-- EXERCISE OBJECTIVE --
Reproduce the lines of the material exactly, excluding every image.

(Collected data)
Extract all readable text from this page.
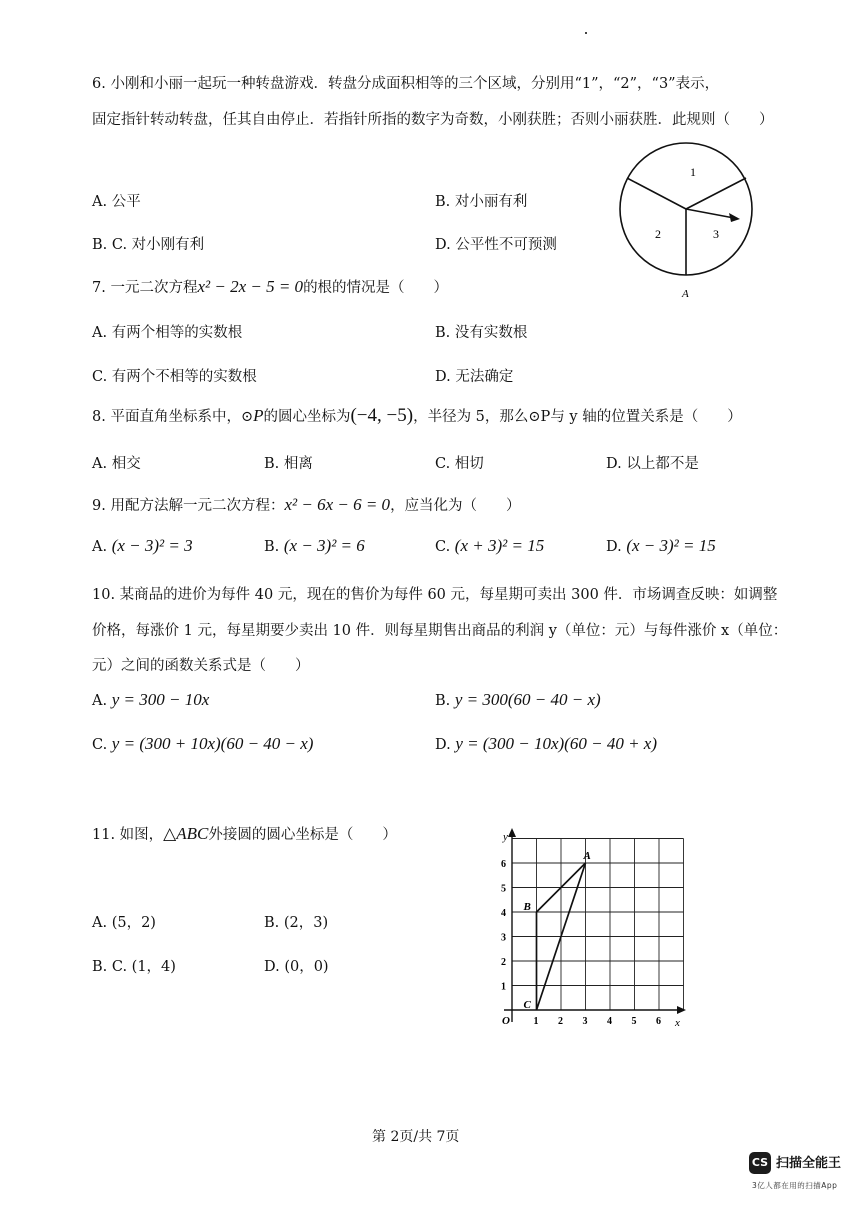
6. 小刚和小丽一起玩一种转盘游戏．转盘分成面积相等的三个区域，分别用“1”，“2”，“3”表示，
固定指针转动转盘，任其自由停止．若指针所指的数字为奇数，小刚获胜；否则小丽获胜．此规则（　　）
A. 公平	B. 对小丽有利
B. C. 对小刚有利	D. 公平性不可预测
1
2	3
A
7. 一元二次方程x² − 2x − 5 = 0的根的情况是（　　）
A. 有两个相等的实数根	B. 没有实数根
C. 有两个不相等的实数根	D. 无法确定
8. 平面直角坐标系中，⊙P的圆心坐标为(−4, −5)，半径为 5，那么⊙P与 y 轴的位置关系是（　　）
A. 相交	B. 相离	C. 相切	D. 以上都不是
9. 用配方法解一元二次方程：x² − 6x − 6 = 0，应当化为（　　）
A. (x − 3)² = 3	B. (x − 3)² = 6	C. (x + 3)² = 15	D. (x − 3)² = 15
10. 某商品的进价为每件 40 元，现在的售价为每件 60 元，每星期可卖出 300 件．市场调查反映：如调整
价格，每涨价 1 元，每星期要少卖出 10 件．则每星期售出商品的利润 y（单位：元）与每件涨价 x（单位：
元）之间的函数关系式是（　　）
A. y = 300 − 10x	B. y = 300(60 − 40 − x)
C. y = (300 + 10x)(60 − 40 − x)	D. y = (300 − 10x)(60 − 40 + x)
11. 如图，△ABC外接圆的圆心坐标是（　　）
A. (5，2)	B. (2，3)
B. C. (1，4)	D. (0，0)
1 2 3 4 5 6
1
2
3
4
5
6
x
y
O
A
B
C
第 2页/共 7页
CS 扫描全能王
3亿人都在用的扫描App
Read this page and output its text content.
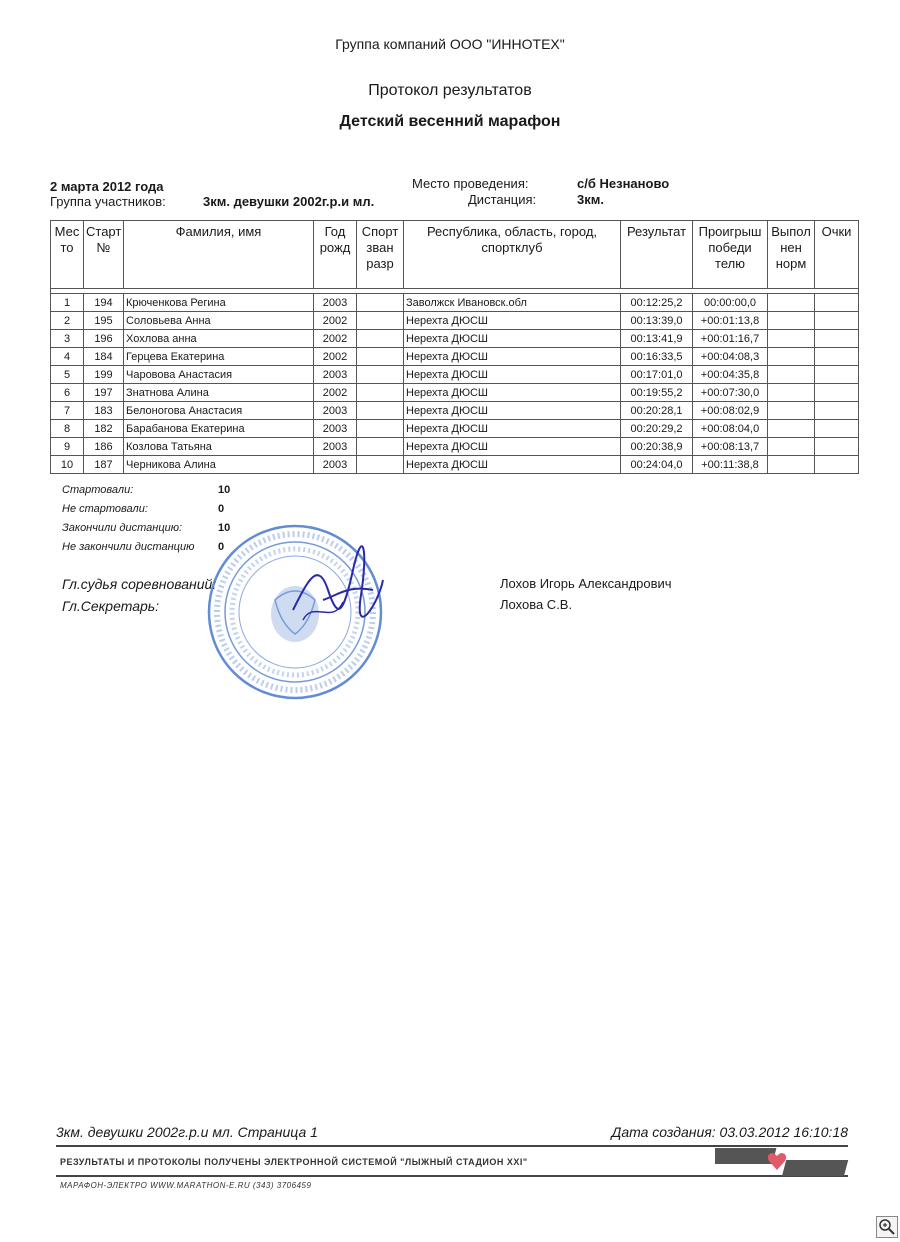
Группа компаний ООО "ИННОТЕХ"
Протокол результатов
Детский весенний марафон
2 марта 2012 года
Группа участников:	3км. девушки 2002г.р.и мл.
Место проведения:	с/б Незнаново
Дистанция:	3км.
Мес то	Старт №	Фамилия, имя	Год рожд	Спорт зван разр	Республика, область, город, спортклуб	Результат	Проигрыш победи телю	Выпол нен норм	Очки

1	194	Крюченкова Регина	2003		Заволжск Ивановск.обл	00:12:25,2	00:00:00,0		
2	195	Соловьева Анна	2002		Нерехта ДЮСШ	00:13:39,0	+00:01:13,8		
3	196	Хохлова анна	2002		Нерехта ДЮСШ	00:13:41,9	+00:01:16,7		
4	184	Герцева Екатерина	2002		Нерехта ДЮСШ	00:16:33,5	+00:04:08,3		
5	199	Чаровова Анастасия	2003		Нерехта ДЮСШ	00:17:01,0	+00:04:35,8		
6	197	Знатнова Алина	2002		Нерехта ДЮСШ	00:19:55,2	+00:07:30,0		
7	183	Белоногова Анастасия	2003		Нерехта ДЮСШ	00:20:28,1	+00:08:02,9		
8	182	Барабанова Екатерина	2003		Нерехта ДЮСШ	00:20:29,2	+00:08:04,0		
9	186	Козлова Татьяна	2003		Нерехта ДЮСШ	00:20:38,9	+00:08:13,7		
10	187	Черникова Алина	2003		Нерехта ДЮСШ	00:24:04,0	+00:11:38,8		
Стартовали:	10
Не стартовали:	0
Закончили дистанцию:	10
Не закончили дистанцию 0
Гл.судья соревнований:	Лохов Игорь Александрович
Гл.Секретарь:	Лохова С.В.
3км. девушки 2002г.р.и мл. Страница 1	Дата создания: 03.03.2012 16:10:18
РЕЗУЛЬТАТЫ И ПРОТОКОЛЫ ПОЛУЧЕНЫ ЭЛЕКТРОННОЙ СИСТЕМОЙ "ЛЫЖНЫЙ СТАДИОН XXI"
МАРАФОН-ЭЛЕКТРО WWW.MARATHON-E.RU (343) 3706459
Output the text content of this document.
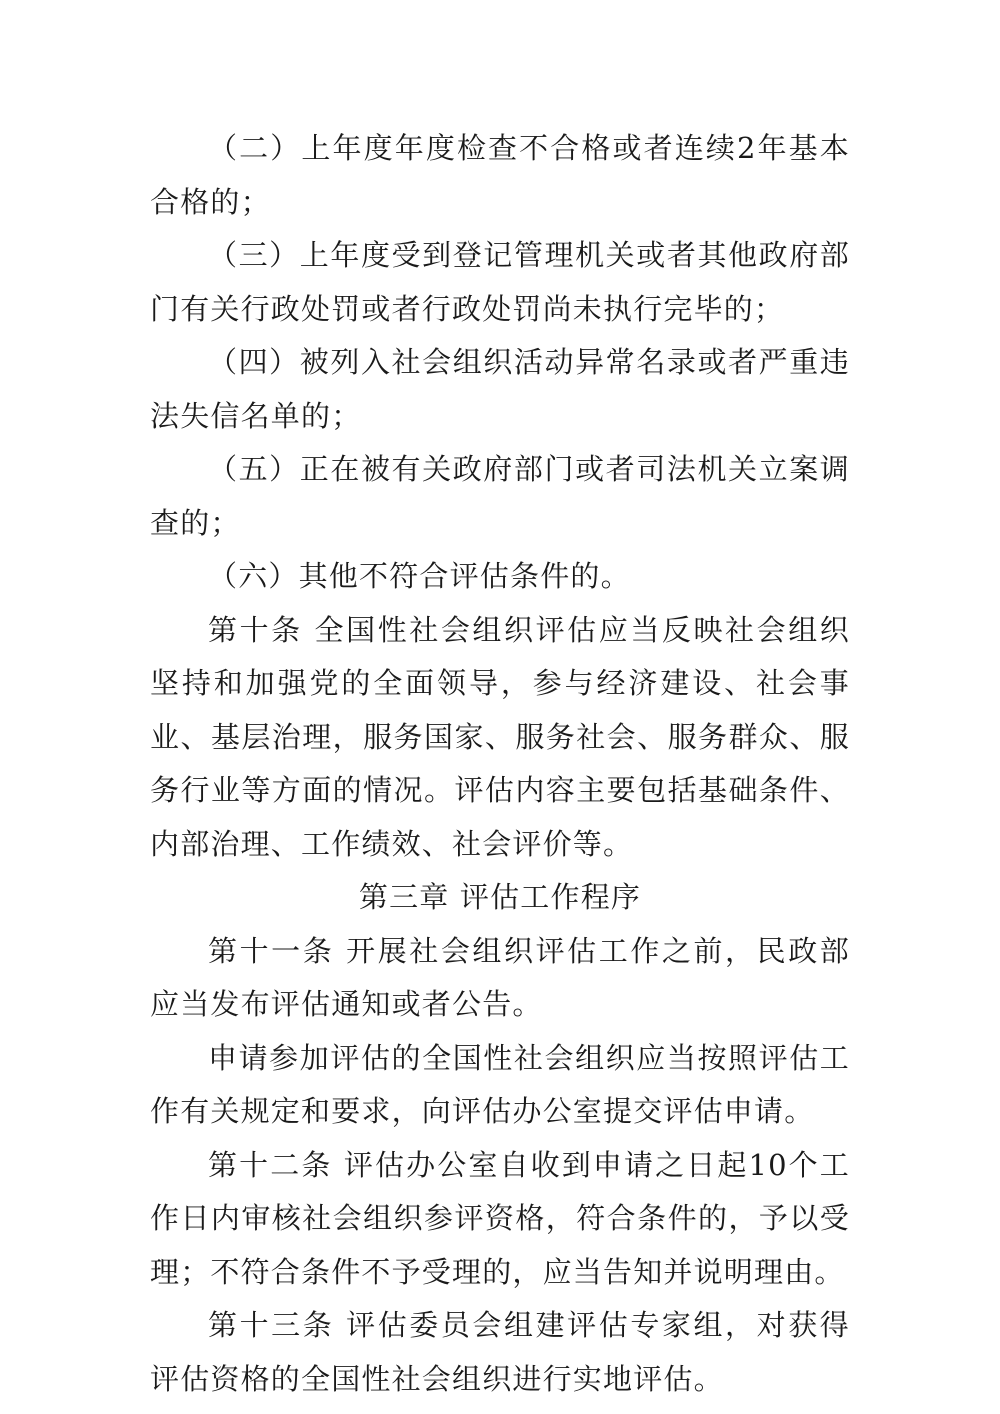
（二）上年度年度检查不合格或者连续2年基本合格的；

（三）上年度受到登记管理机关或者其他政府部门有关行政处罚或者行政处罚尚未执行完毕的；

（四）被列入社会组织活动异常名录或者严重违法失信名单的；

（五）正在被有关政府部门或者司法机关立案调查的；

（六）其他不符合评估条件的。

第十条 全国性社会组织评估应当反映社会组织坚持和加强党的全面领导，参与经济建设、社会事业、基层治理，服务国家、服务社会、服务群众、服务行业等方面的情况。评估内容主要包括基础条件、内部治理、工作绩效、社会评价等。

第三章 评估工作程序

第十一条 开展社会组织评估工作之前，民政部应当发布评估通知或者公告。

申请参加评估的全国性社会组织应当按照评估工作有关规定和要求，向评估办公室提交评估申请。

第十二条 评估办公室自收到申请之日起10个工作日内审核社会组织参评资格，符合条件的，予以受理；不符合条件不予受理的，应当告知并说明理由。

第十三条 评估委员会组建评估专家组，对获得评估资格的全国性社会组织进行实地评估。
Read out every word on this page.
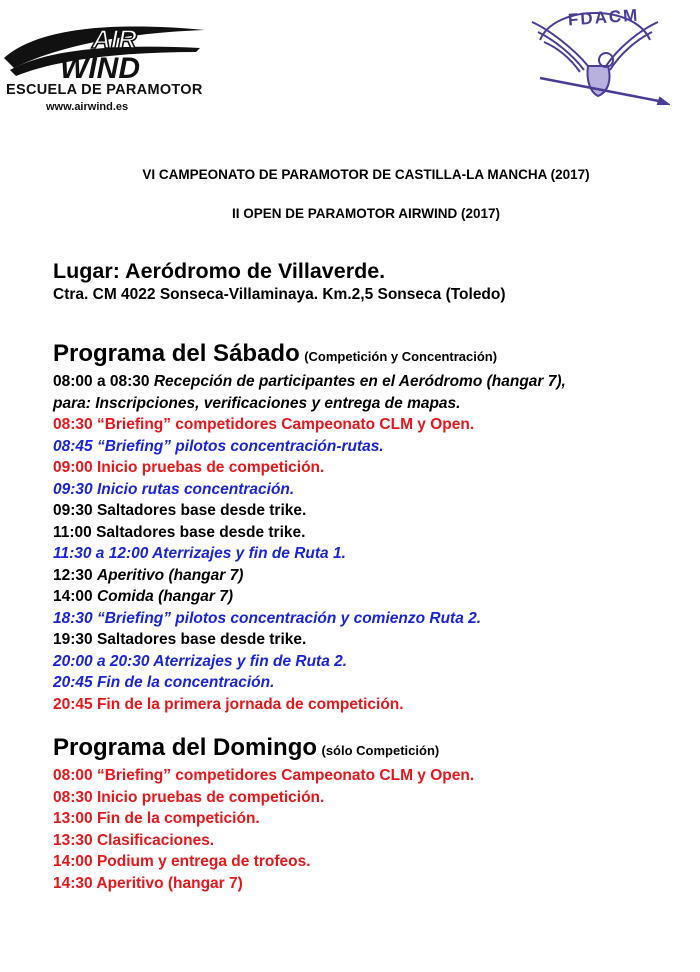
AIR
WIND
ESCUELA DE PARAMOTOR
www.airwind.es
FDACM
VI CAMPEONATO DE PARAMOTOR DE CASTILLA-LA MANCHA (2017)
II OPEN DE PARAMOTOR AIRWIND (2017)
Lugar: Aeródromo de Villaverde.
Ctra. CM 4022 Sonseca-Villaminaya. Km.2,5 Sonseca (Toledo)
Programa del Sábado (Competición y Concentración)
08:00 a 08:30 Recepción de participantes en el Aeródromo (hangar 7),
para: Inscripciones, verificaciones y entrega de mapas.
08:30 “Briefing” competidores Campeonato CLM y Open.
08:45 “Briefing” pilotos concentración-rutas.
09:00 Inicio pruebas de competición.
09:30 Inicio rutas concentración.
09:30 Saltadores base desde trike.
11:00 Saltadores base desde trike.
11:30 a 12:00 Aterrizajes y fin de Ruta 1.
12:30 Aperitivo (hangar 7)
14:00 Comida (hangar 7)
18:30 “Briefing” pilotos concentración y comienzo Ruta 2.
19:30 Saltadores base desde trike.
20:00 a 20:30 Aterrizajes y fin de Ruta 2.
20:45 Fin de la concentración.
20:45 Fin de la primera jornada de competición.
Programa del Domingo (sólo Competición)
08:00 “Briefing” competidores Campeonato CLM y Open.
08:30 Inicio pruebas de competición.
13:00 Fin de la competición.
13:30 Clasificaciones.
14:00 Podium y entrega de trofeos.
14:30 Aperitivo (hangar 7)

-- REPLY TO THE EXERCISE --
Extract all readable text from this page.
6. 小刚和小丽一起玩一种转盘游戏．转盘分成面积相等的三个区域，分别用“1”，“2”，“3”表示，
固定指针转动转盘，任其自由停止．若指针所指的数字为奇数，小刚获胜；否则小丽获胜．此规则（　　）
A. 公平	B. 对小丽有利
B. C. 对小刚有利	D. 公平性不可预测
1
2	3
A
7. 一元二次方程x² − 2x − 5 = 0的根的情况是（　　）
A. 有两个相等的实数根	B. 没有实数根
C. 有两个不相等的实数根	D. 无法确定
8. 平面直角坐标系中，⊙P的圆心坐标为(−4, −5)，半径为 5，那么⊙P与 y 轴的位置关系是（　　）
A. 相交	B. 相离	C. 相切	D. 以上都不是
9. 用配方法解一元二次方程：x² − 6x − 6 = 0，应当化为（　　）
A. (x − 3)² = 3	B. (x − 3)² = 6	C. (x + 3)² = 15	D. (x − 3)² = 15
10. 某商品的进价为每件 40 元，现在的售价为每件 60 元，每星期可卖出 300 件．市场调查反映：如调整
价格，每涨价 1 元，每星期要少卖出 10 件．则每星期售出商品的利润 y（单位：元）与每件涨价 x（单位：
元）之间的函数关系式是（　　）
A. y = 300 − 10x	B. y = 300(60 − 40 − x)
C. y = (300 + 10x)(60 − 40 − x)	D. y = (300 − 10x)(60 − 40 + x)
11. 如图，△ABC外接圆的圆心坐标是（　　）
A. (5，2)	B. (2，3)
B. C. (1，4)	D. (0，0)
1 2 3 4 5 6
1
2
3
4
5
6
x
y
O
A
B
C
第 2页/共 7页
CS 扫描全能王
3亿人都在用的扫描App
Read this page and output its text content.
Группа компаний ООО "ИННОТЕХ"
Протокол результатов
Детский весенний марафон
2 марта 2012 года
Группа участников:	3км. девушки 2002г.р.и мл.
Место проведения:	с/б Незнаново
Дистанция:	3км.
Мес то	Старт №	Фамилия, имя	Год рожд	Спорт зван разр	Республика, область, город, спортклуб	Результат	Проигрыш победи телю	Выпол нен норм	Очки

1	194	Крюченкова Регина	2003		Заволжск Ивановск.обл	00:12:25,2	00:00:00,0		
2	195	Соловьева Анна	2002		Нерехта ДЮСШ	00:13:39,0	+00:01:13,8		
3	196	Хохлова анна	2002		Нерехта ДЮСШ	00:13:41,9	+00:01:16,7		
4	184	Герцева Екатерина	2002		Нерехта ДЮСШ	00:16:33,5	+00:04:08,3		
5	199	Чаровова Анастасия	2003		Нерехта ДЮСШ	00:17:01,0	+00:04:35,8		
6	197	Знатнова Алина	2002		Нерехта ДЮСШ	00:19:55,2	+00:07:30,0		
7	183	Белоногова Анастасия	2003		Нерехта ДЮСШ	00:20:28,1	+00:08:02,9		
8	182	Барабанова Екатерина	2003		Нерехта ДЮСШ	00:20:29,2	+00:08:04,0		
9	186	Козлова Татьяна	2003		Нерехта ДЮСШ	00:20:38,9	+00:08:13,7		
10	187	Черникова Алина	2003		Нерехта ДЮСШ	00:24:04,0	+00:11:38,8		
Стартовали:	10
Не стартовали:	0
Закончили дистанцию:	10
Не закончили дистанцию 0
Гл.судья соревнований:	Лохов Игорь Александрович
Гл.Секретарь:	Лохова С.В.
3км. девушки 2002г.р.и мл. Страница 1	Дата создания: 03.03.2012 16:10:18
РЕЗУЛЬТАТЫ И ПРОТОКОЛЫ ПОЛУЧЕНЫ ЭЛЕКТРОННОЙ СИСТЕМОЙ "ЛЫЖНЫЙ СТАДИОН XXI"
МАРАФОН-ЭЛЕКТРО WWW.MARATHON-E.RU (343) 3706459
Output the text content of this document.
（二）上年度年度检查不合格或者连续2年基本合格的；

（三）上年度受到登记管理机关或者其他政府部门有关行政处罚或者行政处罚尚未执行完毕的；

（四）被列入社会组织活动异常名录或者严重违法失信名单的；

（五）正在被有关政府部门或者司法机关立案调查的；

（六）其他不符合评估条件的。

第十条 全国性社会组织评估应当反映社会组织坚持和加强党的全面领导，参与经济建设、社会事业、基层治理，服务国家、服务社会、服务群众、服务行业等方面的情况。评估内容主要包括基础条件、内部治理、工作绩效、社会评价等。

第三章 评估工作程序

第十一条 开展社会组织评估工作之前，民政部应当发布评估通知或者公告。

申请参加评估的全国性社会组织应当按照评估工作有关规定和要求，向评估办公室提交评估申请。

第十二条 评估办公室自收到申请之日起10个工作日内审核社会组织参评资格，符合条件的，予以受理；不符合条件不予受理的，应当告知并说明理由。

第十三条 评估委员会组建评估专家组，对获得评估资格的全国性社会组织进行实地评估。
Read out every word on this page.
AIR
WIND
ESCUELA DE PARAMOTOR
www.airwind.es
FDACM
VI CAMPEONATO DE PARAMOTOR DE CASTILLA-LA MANCHA (2017)
II OPEN DE PARAMOTOR AIRWIND (2017)
Lugar: Aeródromo de Villaverde.
Ctra. CM 4022 Sonseca-Villaminaya. Km.2,5 Sonseca (Toledo)
Programa del Sábado (Competición y Concentración)
08:00 a 08:30 Recepción de participantes en el Aeródromo (hangar 7),
para: Inscripciones, verificaciones y entrega de mapas.
08:30 “Briefing” competidores Campeonato CLM y Open.
08:45 “Briefing” pilotos concentración-rutas.
09:00 Inicio pruebas de competición.
09:30 Inicio rutas concentración.
09:30 Saltadores base desde trike.
11:00 Saltadores base desde trike.
11:30 a 12:00 Aterrizajes y fin de Ruta 1.
12:30 Aperitivo (hangar 7)
14:00 Comida (hangar 7)
18:30 “Briefing” pilotos concentración y comienzo Ruta 2.
19:30 Saltadores base desde trike.
20:00 a 20:30 Aterrizajes y fin de Ruta 2.
20:45 Fin de la concentración.
20:45 Fin de la primera jornada de competición.
Programa del Domingo (sólo Competición)
08:00 “Briefing” competidores Campeonato CLM y Open.
08:30 Inicio pruebas de competición.
13:00 Fin de la competición.
13:30 Clasificaciones.
14:00 Podium y entrega de trofeos.
14:30 Aperitivo (hangar 7)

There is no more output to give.